Search the material below for the string "豪美新材" and extract each line that has it.

*-*-*

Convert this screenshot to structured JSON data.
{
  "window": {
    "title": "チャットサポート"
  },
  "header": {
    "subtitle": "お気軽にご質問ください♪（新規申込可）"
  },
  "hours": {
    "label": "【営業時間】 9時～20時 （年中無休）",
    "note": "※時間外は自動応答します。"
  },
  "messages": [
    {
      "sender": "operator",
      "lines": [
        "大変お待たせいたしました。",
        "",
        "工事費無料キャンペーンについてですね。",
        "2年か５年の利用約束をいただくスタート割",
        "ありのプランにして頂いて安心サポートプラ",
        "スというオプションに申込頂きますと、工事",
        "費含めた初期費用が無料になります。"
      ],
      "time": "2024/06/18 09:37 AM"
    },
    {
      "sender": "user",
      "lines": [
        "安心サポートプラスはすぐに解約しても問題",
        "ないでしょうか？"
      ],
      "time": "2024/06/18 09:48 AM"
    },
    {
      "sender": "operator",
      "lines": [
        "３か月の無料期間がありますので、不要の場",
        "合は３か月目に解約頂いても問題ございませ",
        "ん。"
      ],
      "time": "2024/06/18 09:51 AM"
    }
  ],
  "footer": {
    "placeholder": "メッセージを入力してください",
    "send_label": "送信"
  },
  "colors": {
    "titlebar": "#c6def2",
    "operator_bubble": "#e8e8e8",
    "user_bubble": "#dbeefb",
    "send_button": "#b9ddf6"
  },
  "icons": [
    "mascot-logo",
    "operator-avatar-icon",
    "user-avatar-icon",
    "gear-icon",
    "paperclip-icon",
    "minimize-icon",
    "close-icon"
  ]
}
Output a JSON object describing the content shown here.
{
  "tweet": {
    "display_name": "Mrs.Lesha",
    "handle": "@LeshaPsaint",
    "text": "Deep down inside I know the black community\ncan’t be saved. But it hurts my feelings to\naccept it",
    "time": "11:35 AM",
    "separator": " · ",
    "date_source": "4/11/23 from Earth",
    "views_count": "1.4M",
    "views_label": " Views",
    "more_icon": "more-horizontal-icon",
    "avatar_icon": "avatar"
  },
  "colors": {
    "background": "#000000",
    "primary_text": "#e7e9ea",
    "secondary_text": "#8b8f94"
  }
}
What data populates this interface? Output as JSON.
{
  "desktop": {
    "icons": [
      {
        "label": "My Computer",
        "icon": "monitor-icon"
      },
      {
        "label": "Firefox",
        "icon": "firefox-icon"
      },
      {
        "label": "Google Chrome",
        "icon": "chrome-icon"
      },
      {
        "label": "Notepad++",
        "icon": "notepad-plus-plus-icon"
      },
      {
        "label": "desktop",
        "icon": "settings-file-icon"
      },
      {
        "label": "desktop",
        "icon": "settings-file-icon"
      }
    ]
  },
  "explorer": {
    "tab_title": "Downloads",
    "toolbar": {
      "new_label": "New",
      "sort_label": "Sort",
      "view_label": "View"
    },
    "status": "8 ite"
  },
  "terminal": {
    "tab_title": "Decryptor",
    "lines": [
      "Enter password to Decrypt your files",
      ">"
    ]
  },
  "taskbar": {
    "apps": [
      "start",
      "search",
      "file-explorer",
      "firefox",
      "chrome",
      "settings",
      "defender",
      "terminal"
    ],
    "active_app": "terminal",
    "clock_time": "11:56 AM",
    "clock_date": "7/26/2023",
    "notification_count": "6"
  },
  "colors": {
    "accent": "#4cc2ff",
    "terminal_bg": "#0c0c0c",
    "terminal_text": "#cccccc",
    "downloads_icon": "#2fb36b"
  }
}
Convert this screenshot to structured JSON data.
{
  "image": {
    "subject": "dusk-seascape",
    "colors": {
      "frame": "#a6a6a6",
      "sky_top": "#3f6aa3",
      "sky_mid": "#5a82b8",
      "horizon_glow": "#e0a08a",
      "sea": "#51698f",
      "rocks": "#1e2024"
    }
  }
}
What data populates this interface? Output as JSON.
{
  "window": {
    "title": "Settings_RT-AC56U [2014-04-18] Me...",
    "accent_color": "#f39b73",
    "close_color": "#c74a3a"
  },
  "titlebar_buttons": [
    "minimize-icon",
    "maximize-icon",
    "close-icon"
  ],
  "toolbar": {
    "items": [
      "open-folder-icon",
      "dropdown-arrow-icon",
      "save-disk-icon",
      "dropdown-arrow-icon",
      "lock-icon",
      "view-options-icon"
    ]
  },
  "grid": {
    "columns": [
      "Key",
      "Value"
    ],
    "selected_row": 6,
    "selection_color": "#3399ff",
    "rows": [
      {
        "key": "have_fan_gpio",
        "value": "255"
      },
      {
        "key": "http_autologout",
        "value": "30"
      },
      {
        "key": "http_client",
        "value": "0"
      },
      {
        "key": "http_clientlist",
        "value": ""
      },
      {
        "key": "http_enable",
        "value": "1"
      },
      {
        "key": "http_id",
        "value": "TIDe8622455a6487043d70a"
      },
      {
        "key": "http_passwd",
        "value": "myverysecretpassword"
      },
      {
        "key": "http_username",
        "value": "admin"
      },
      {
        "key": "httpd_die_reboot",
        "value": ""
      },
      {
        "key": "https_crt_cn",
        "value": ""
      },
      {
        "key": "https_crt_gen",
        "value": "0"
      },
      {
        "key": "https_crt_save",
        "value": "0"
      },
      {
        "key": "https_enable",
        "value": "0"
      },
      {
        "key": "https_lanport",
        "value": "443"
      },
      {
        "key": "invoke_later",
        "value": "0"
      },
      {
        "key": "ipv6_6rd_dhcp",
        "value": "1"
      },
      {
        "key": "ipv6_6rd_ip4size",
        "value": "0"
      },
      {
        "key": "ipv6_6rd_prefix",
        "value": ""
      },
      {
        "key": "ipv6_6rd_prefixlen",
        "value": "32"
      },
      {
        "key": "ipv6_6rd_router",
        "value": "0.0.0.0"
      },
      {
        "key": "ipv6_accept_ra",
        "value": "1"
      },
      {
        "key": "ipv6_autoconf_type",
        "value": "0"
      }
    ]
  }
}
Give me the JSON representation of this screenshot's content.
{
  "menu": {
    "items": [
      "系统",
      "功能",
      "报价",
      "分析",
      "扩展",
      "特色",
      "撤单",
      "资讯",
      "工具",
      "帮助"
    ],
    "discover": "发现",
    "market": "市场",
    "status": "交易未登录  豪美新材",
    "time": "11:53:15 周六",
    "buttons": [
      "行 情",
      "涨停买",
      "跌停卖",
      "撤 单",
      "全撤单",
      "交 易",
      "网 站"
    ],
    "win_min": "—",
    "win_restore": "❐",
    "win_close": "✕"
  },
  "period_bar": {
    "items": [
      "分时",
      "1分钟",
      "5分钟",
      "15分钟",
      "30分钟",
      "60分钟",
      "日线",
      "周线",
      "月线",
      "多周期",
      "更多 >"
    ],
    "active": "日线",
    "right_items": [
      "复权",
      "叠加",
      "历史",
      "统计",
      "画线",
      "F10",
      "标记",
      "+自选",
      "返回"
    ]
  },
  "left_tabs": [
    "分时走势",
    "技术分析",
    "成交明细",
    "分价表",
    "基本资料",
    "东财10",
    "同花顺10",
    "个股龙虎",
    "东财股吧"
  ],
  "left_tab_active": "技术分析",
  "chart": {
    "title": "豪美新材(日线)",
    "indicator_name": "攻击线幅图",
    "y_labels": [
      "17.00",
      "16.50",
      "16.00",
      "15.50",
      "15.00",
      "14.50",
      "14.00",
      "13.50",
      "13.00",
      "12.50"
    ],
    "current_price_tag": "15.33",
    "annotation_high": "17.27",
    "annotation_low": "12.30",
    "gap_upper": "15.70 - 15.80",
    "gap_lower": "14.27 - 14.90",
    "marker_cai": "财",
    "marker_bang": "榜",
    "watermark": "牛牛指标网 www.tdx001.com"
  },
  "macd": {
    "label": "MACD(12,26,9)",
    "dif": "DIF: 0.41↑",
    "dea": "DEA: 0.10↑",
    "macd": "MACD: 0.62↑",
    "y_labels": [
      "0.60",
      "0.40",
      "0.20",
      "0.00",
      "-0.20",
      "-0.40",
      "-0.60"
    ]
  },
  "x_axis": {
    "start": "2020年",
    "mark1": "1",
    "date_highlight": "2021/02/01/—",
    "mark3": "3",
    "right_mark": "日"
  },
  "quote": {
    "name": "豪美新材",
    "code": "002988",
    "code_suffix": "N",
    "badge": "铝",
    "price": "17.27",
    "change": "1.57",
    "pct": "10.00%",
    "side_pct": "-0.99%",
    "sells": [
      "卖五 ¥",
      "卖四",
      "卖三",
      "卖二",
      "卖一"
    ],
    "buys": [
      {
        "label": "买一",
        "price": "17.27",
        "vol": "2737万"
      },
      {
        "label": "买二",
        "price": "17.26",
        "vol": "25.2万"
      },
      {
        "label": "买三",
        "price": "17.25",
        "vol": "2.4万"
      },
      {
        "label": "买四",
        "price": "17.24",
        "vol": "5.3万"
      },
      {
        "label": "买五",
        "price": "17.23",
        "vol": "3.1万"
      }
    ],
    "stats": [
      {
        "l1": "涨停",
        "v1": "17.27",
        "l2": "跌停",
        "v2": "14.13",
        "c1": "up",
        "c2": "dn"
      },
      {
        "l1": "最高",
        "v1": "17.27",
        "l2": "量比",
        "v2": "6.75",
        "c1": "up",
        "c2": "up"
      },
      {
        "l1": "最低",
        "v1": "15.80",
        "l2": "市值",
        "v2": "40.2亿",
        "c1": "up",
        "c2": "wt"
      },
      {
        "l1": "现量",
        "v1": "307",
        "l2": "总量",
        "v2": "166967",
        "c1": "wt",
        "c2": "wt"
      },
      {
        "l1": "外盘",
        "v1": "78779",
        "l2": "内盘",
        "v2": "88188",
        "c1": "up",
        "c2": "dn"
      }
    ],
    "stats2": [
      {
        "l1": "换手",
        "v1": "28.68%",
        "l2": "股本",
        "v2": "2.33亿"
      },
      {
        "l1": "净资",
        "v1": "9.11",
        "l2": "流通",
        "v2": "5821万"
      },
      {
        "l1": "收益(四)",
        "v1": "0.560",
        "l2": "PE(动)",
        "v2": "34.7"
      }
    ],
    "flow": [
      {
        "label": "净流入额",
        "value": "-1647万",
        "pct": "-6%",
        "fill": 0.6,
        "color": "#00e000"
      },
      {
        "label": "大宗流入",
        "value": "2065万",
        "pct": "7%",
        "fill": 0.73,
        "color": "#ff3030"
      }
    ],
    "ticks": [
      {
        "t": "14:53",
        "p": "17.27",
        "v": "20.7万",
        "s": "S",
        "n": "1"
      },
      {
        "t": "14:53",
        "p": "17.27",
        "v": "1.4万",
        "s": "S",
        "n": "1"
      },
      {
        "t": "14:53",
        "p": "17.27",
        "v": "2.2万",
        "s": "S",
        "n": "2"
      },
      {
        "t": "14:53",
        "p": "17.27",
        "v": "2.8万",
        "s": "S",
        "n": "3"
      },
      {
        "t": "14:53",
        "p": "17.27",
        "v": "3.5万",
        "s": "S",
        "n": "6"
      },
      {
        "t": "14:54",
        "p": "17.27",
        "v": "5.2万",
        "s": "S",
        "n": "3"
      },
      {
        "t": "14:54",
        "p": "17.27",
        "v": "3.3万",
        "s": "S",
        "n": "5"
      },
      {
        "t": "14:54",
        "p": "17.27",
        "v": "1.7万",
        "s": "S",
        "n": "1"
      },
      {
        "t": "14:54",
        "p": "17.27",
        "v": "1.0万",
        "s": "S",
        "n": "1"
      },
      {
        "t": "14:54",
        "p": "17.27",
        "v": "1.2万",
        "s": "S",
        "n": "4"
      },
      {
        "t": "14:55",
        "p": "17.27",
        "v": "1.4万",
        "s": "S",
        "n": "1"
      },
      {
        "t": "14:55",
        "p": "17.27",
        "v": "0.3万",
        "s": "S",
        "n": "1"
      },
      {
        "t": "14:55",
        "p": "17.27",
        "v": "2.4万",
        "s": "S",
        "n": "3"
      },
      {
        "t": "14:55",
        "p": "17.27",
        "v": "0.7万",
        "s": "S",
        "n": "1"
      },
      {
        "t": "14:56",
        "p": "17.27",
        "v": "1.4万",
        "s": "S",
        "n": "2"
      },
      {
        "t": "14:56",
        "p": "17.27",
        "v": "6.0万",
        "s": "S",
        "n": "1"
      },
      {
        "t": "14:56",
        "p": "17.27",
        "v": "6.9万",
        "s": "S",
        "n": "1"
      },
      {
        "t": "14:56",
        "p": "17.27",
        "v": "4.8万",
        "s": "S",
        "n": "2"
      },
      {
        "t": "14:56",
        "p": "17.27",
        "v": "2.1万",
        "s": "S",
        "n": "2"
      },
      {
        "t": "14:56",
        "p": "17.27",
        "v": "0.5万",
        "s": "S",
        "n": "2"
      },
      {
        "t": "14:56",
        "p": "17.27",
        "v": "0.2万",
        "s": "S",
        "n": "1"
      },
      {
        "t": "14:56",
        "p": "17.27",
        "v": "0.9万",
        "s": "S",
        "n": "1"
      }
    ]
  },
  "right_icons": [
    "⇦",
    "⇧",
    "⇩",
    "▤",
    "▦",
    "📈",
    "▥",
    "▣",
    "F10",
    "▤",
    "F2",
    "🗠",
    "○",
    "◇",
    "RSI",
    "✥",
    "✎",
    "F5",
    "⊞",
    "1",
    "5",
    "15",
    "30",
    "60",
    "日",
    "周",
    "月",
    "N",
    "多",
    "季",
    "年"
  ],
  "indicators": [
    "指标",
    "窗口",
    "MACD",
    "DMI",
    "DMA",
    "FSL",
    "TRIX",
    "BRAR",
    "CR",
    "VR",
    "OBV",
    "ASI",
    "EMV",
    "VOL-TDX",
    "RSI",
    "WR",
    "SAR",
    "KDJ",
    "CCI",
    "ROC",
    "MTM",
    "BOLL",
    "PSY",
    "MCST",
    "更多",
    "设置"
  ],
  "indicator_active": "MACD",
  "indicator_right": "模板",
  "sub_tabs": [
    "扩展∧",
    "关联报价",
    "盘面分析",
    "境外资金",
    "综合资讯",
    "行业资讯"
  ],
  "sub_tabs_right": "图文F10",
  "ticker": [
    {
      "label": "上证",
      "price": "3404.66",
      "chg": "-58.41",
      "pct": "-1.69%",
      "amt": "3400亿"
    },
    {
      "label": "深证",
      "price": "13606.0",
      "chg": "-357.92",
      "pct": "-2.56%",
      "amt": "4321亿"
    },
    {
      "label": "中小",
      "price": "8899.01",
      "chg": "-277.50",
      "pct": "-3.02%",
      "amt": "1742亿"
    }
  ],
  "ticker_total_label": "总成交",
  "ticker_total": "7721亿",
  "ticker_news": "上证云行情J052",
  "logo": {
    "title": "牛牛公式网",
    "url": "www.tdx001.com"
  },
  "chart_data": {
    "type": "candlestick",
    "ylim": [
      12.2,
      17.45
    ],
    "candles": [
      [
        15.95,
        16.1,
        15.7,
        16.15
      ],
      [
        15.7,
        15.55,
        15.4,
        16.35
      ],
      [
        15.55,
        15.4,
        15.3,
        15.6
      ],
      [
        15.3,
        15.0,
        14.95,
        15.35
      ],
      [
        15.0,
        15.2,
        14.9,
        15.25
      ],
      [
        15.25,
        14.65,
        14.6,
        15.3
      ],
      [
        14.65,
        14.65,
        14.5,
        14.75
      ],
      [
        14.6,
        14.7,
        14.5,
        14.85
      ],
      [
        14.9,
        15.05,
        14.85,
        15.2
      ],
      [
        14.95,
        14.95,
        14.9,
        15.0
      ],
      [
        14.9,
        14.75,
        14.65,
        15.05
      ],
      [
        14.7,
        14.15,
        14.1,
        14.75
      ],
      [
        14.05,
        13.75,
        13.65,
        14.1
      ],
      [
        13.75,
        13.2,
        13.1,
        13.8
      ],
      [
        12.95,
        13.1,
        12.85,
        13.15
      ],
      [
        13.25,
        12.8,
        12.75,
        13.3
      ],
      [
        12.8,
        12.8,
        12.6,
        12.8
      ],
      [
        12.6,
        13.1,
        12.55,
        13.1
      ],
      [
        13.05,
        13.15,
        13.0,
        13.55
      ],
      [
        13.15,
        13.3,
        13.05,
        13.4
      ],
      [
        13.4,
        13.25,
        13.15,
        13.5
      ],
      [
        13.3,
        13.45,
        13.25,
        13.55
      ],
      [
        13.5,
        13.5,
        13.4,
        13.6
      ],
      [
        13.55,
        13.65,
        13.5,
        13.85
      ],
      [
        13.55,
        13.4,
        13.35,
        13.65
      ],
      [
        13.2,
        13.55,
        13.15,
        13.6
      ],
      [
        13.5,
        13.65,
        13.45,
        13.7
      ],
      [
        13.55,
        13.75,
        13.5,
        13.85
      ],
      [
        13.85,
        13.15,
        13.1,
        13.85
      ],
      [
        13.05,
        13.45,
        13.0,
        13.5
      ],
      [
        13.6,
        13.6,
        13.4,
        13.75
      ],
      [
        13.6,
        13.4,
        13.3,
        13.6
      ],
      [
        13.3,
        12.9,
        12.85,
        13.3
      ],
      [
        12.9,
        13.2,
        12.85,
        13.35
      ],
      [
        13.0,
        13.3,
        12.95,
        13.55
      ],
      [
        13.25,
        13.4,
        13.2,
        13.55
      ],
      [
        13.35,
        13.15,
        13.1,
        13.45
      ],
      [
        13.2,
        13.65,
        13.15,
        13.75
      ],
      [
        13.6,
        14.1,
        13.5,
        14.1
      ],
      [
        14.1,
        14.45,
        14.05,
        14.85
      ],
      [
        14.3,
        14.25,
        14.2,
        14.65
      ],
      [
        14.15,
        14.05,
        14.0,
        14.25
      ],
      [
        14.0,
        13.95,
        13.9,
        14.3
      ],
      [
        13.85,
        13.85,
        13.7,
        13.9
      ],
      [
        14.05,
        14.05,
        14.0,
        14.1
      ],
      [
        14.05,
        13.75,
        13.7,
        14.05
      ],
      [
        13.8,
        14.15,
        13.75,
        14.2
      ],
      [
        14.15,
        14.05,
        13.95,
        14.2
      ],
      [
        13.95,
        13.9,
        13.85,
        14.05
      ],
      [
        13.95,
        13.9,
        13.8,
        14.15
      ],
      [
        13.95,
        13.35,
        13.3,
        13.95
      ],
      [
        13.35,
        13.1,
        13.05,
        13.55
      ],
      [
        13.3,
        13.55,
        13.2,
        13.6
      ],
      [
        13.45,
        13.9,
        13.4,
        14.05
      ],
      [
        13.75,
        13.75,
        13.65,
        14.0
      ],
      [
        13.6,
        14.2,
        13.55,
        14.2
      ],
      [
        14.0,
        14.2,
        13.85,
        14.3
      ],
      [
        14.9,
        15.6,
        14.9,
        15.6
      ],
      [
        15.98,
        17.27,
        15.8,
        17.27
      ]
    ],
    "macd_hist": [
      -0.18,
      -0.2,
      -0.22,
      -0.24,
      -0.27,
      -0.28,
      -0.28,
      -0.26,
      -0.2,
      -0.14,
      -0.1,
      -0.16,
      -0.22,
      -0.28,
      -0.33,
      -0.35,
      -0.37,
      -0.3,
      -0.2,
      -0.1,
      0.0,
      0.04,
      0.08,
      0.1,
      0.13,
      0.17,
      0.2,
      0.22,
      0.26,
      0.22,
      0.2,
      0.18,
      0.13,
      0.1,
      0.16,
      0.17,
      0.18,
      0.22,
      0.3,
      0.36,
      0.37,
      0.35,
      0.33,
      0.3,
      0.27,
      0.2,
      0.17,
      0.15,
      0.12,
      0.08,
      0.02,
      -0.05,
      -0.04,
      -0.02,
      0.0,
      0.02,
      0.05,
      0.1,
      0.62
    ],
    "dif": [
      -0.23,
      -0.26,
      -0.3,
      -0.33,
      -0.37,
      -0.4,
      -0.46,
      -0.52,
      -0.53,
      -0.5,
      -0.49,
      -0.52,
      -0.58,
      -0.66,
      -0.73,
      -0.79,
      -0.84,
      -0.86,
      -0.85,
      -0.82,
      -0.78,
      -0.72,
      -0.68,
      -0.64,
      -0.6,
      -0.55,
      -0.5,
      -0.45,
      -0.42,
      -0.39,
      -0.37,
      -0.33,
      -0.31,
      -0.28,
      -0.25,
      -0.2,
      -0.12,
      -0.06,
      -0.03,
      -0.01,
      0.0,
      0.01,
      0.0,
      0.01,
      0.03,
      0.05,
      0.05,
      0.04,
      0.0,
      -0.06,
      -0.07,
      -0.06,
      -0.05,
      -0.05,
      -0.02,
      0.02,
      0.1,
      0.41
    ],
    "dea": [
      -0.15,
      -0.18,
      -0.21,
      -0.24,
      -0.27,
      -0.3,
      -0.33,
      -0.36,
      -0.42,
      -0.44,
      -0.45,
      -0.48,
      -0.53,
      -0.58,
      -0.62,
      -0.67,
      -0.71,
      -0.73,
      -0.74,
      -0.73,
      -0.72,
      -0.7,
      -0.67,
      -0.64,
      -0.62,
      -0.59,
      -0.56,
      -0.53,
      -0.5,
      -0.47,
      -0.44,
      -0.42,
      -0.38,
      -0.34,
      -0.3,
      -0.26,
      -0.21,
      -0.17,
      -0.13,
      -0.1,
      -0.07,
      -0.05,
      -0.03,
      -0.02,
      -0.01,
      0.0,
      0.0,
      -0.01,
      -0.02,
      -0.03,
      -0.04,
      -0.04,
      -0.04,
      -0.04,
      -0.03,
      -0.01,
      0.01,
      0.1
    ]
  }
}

*-*-*

COMPLETE OUTPUT >>
    "status": "交易未登录  豪美新材",
    "title": "豪美新材(日线)",
    "name": "豪美新材",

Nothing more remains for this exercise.